◆ **WHAT TO PRODUCE**
Retype the listing from its first line up to and including the line containing "grid-cell[interactable]: 4·32 = 128", character for character.

(Some records)
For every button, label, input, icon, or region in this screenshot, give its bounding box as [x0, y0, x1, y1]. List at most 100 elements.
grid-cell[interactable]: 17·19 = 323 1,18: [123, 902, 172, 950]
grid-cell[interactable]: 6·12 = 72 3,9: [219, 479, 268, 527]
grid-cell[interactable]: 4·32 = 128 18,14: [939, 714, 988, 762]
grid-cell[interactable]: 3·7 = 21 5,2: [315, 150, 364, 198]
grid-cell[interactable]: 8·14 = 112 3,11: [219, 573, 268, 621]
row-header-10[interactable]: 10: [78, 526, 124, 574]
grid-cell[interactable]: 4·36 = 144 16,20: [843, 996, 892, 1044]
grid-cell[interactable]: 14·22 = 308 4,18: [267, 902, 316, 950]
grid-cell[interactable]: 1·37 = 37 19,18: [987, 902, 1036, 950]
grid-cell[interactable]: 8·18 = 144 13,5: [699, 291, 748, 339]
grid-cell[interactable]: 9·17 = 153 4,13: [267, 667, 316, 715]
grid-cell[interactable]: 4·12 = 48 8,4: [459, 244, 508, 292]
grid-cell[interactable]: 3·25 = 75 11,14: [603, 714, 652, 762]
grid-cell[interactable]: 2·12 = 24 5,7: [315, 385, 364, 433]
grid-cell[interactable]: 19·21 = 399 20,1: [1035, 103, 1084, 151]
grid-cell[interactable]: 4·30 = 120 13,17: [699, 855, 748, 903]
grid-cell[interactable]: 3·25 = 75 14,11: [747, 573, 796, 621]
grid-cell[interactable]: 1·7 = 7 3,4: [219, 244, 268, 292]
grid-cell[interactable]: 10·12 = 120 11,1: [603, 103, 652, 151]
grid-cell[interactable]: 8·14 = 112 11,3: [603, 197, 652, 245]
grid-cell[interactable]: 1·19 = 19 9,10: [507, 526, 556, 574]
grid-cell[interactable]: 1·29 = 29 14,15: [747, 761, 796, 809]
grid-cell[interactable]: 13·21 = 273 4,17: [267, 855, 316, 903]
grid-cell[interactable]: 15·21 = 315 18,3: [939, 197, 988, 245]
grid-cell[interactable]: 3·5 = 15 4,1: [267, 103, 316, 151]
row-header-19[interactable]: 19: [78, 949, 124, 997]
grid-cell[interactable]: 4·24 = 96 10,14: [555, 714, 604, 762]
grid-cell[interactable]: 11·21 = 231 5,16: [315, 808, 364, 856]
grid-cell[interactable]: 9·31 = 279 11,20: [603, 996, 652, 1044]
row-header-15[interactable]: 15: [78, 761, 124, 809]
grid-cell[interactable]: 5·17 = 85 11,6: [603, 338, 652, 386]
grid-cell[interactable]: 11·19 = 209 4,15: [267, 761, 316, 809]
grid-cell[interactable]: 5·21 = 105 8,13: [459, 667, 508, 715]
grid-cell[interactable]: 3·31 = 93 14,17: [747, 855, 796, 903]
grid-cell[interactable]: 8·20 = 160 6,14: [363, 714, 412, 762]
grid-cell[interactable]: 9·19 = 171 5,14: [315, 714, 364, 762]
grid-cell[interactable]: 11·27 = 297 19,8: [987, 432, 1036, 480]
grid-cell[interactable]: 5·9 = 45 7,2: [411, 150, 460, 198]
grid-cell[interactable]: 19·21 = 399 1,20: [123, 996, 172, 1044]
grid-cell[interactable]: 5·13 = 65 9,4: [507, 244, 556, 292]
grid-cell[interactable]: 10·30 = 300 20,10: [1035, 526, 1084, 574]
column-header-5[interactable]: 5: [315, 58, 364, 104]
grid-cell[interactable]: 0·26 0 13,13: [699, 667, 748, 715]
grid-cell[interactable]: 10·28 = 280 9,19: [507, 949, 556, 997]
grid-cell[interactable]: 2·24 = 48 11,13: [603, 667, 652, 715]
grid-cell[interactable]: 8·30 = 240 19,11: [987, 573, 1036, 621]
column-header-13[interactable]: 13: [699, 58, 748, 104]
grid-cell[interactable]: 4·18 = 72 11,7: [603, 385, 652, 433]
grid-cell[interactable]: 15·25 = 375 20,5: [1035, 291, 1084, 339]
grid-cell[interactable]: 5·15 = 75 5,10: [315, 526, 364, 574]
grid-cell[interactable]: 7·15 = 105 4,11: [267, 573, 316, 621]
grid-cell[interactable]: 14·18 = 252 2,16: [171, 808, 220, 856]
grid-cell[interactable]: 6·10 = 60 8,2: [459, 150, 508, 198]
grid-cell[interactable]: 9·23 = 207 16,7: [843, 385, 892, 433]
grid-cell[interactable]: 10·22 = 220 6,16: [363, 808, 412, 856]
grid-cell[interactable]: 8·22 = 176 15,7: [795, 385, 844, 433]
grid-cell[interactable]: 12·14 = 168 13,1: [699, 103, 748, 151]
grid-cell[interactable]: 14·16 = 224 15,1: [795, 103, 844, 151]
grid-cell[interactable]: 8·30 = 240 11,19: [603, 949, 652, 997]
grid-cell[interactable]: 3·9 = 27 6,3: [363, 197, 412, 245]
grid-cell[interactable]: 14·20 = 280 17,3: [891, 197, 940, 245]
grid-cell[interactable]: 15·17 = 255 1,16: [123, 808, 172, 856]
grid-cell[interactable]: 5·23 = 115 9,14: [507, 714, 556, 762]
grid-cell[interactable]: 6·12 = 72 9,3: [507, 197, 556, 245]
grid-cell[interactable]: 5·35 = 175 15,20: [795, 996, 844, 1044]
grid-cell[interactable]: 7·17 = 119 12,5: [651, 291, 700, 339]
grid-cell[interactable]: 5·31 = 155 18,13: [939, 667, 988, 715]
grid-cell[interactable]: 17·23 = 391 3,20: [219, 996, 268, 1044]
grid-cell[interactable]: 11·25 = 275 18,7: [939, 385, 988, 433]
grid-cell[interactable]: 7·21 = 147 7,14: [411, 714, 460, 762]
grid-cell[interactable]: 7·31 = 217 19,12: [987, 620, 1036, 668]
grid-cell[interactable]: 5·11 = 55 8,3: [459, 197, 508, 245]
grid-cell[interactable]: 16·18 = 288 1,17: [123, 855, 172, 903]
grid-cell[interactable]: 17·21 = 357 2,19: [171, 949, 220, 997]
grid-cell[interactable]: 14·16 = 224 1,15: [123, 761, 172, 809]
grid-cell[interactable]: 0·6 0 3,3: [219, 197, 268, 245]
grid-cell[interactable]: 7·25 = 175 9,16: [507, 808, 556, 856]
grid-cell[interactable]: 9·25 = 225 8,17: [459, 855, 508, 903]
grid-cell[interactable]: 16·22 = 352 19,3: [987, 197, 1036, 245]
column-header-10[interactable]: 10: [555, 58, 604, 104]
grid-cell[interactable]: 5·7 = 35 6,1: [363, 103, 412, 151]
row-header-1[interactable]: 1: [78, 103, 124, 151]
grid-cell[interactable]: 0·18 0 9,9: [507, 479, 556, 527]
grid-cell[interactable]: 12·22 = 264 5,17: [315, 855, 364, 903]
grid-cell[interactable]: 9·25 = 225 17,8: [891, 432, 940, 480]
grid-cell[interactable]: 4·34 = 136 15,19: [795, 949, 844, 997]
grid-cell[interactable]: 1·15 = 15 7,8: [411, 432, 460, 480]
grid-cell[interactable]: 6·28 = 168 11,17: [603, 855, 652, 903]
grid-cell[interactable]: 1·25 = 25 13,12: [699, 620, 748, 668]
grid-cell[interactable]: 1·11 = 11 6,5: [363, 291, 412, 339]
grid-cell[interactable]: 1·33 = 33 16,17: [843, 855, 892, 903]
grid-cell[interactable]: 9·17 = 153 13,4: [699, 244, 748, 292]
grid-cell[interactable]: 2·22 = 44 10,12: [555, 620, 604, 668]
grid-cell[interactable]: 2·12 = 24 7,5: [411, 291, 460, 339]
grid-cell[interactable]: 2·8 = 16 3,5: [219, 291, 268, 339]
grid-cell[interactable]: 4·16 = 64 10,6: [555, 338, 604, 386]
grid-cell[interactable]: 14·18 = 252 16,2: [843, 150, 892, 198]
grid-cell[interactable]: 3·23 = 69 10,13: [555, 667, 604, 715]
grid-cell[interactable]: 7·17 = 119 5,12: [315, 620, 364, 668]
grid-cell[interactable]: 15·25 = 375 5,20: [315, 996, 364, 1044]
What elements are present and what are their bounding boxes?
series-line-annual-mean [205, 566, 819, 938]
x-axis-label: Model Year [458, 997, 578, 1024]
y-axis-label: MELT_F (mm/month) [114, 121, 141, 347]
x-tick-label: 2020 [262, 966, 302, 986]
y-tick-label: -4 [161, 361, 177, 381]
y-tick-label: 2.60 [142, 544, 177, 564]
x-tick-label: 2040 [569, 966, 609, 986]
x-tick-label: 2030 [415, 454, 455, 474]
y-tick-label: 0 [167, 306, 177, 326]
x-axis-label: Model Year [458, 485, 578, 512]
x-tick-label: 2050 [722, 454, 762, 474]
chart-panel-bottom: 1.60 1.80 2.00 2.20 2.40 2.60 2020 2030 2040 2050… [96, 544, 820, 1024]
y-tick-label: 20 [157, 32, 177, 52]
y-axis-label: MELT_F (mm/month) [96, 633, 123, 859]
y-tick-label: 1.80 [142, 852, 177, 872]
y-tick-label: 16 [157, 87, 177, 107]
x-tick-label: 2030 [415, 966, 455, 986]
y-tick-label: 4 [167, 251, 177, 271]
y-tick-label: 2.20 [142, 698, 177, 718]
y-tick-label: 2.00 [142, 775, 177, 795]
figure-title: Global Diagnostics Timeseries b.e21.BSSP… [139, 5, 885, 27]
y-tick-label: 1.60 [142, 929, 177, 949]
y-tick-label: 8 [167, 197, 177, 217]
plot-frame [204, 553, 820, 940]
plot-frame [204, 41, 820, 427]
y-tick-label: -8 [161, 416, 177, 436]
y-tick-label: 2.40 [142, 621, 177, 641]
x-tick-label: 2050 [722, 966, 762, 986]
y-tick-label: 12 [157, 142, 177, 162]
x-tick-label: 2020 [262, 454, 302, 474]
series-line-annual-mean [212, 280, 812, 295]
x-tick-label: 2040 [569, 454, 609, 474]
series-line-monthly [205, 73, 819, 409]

◆ **RESULT BELOW**
For every button, label, input, icon, or region in this screenshot, give its bounding box as [x0, y0, x1, y1]. List at most 100 elements.
grid-cell[interactable]: 17·19 = 323 1,18: [123, 902, 172, 950]
grid-cell[interactable]: 6·12 = 72 3,9: [219, 479, 268, 527]
grid-cell[interactable]: 4·32 = 128 18,14: [939, 714, 988, 762]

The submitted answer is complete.